Dataset records:
★ ★ ★ ★

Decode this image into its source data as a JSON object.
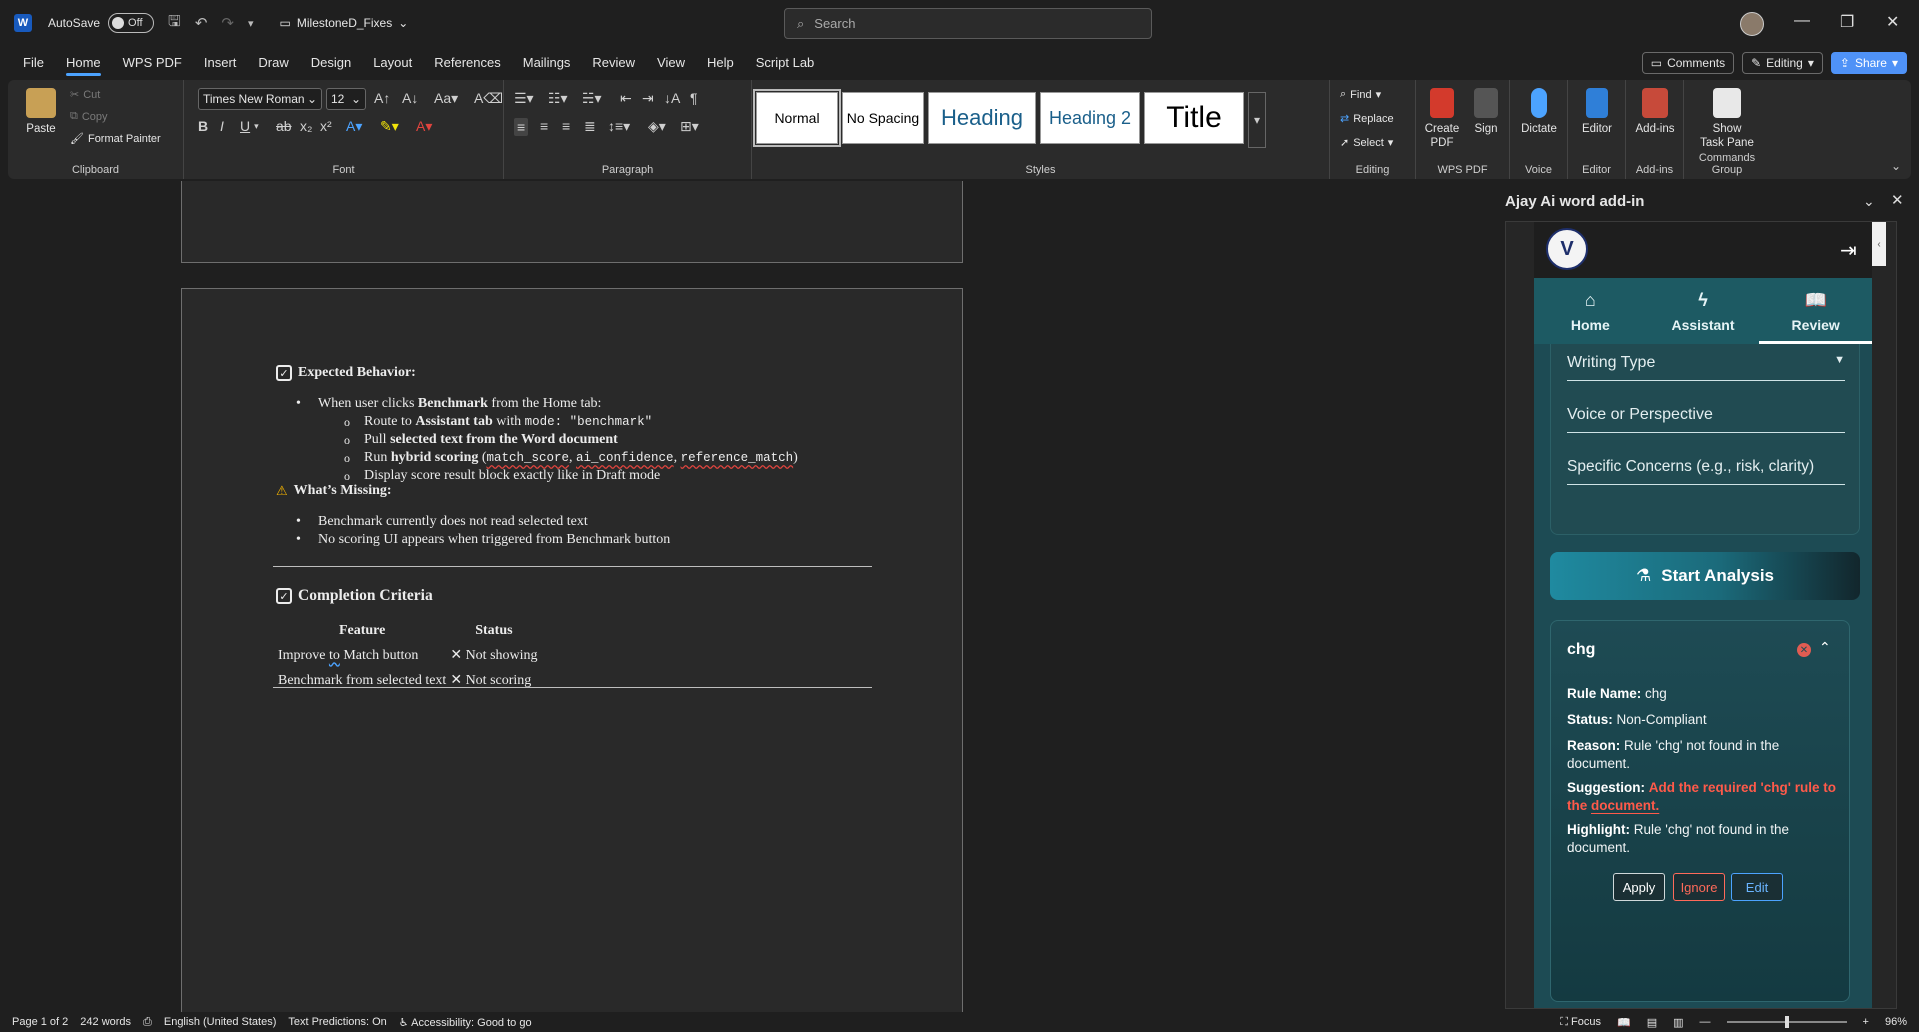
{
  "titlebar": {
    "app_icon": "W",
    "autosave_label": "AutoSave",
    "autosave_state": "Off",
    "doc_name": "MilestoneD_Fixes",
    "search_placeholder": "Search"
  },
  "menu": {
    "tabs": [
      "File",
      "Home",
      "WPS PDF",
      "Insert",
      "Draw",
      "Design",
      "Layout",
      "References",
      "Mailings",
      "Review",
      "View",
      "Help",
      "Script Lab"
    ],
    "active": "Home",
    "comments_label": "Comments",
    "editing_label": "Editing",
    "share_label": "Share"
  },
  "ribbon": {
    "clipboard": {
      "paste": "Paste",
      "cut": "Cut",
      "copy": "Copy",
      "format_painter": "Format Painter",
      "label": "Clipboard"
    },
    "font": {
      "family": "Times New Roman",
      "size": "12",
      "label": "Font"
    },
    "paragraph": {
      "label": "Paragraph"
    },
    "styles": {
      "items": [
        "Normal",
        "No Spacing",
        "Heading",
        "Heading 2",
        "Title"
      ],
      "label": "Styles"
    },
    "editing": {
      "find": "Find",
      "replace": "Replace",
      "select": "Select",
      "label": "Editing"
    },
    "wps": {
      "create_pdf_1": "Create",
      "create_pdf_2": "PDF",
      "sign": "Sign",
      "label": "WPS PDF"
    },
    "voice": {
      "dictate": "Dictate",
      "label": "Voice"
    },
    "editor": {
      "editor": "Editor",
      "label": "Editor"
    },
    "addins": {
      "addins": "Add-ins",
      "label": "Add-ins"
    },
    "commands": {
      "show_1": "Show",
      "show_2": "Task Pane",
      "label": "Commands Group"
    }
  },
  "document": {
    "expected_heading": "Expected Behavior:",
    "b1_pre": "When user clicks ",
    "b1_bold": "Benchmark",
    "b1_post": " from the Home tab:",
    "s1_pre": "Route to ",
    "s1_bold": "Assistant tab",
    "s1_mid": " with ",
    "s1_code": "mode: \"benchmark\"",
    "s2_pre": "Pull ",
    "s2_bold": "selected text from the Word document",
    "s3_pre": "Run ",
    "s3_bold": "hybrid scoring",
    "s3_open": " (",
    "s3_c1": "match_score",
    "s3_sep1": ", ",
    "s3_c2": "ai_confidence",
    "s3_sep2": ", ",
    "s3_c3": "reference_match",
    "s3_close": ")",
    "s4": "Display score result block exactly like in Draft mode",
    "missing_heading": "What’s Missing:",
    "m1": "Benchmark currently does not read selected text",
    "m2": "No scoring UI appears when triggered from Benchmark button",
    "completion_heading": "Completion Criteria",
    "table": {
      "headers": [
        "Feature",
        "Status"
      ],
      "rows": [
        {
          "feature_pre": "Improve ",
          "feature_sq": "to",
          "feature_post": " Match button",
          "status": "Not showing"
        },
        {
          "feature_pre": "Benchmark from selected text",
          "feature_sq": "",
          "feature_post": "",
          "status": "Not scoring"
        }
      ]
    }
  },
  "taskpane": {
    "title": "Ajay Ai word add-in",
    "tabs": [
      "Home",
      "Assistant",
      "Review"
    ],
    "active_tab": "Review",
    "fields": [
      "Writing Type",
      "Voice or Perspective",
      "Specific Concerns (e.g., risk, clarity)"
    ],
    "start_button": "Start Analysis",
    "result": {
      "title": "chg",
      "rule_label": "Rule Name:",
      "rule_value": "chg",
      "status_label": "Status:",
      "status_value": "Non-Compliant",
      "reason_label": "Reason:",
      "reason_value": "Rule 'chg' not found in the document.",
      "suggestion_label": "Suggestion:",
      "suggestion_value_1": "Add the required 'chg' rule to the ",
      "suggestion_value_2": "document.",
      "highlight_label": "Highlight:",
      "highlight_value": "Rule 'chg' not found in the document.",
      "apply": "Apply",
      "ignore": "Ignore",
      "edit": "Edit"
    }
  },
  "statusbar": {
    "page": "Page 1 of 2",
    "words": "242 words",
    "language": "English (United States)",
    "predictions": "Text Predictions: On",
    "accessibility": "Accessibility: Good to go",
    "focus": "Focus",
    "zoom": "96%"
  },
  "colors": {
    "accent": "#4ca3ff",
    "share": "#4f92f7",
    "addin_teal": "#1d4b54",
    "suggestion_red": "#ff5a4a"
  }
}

★ ★ ★ ★

WHAT IS REQUIRED: Show all lines in the entries above where the string "document" appears.

WRITTEN ANSWER:
  "document": {
    "s2_bold": "selected text from the Word document",
      "reason_value": "Rule 'chg' not found in the document.",
      "suggestion_value_2": "document.",
      "highlight_value": "Rule 'chg' not found in the document.",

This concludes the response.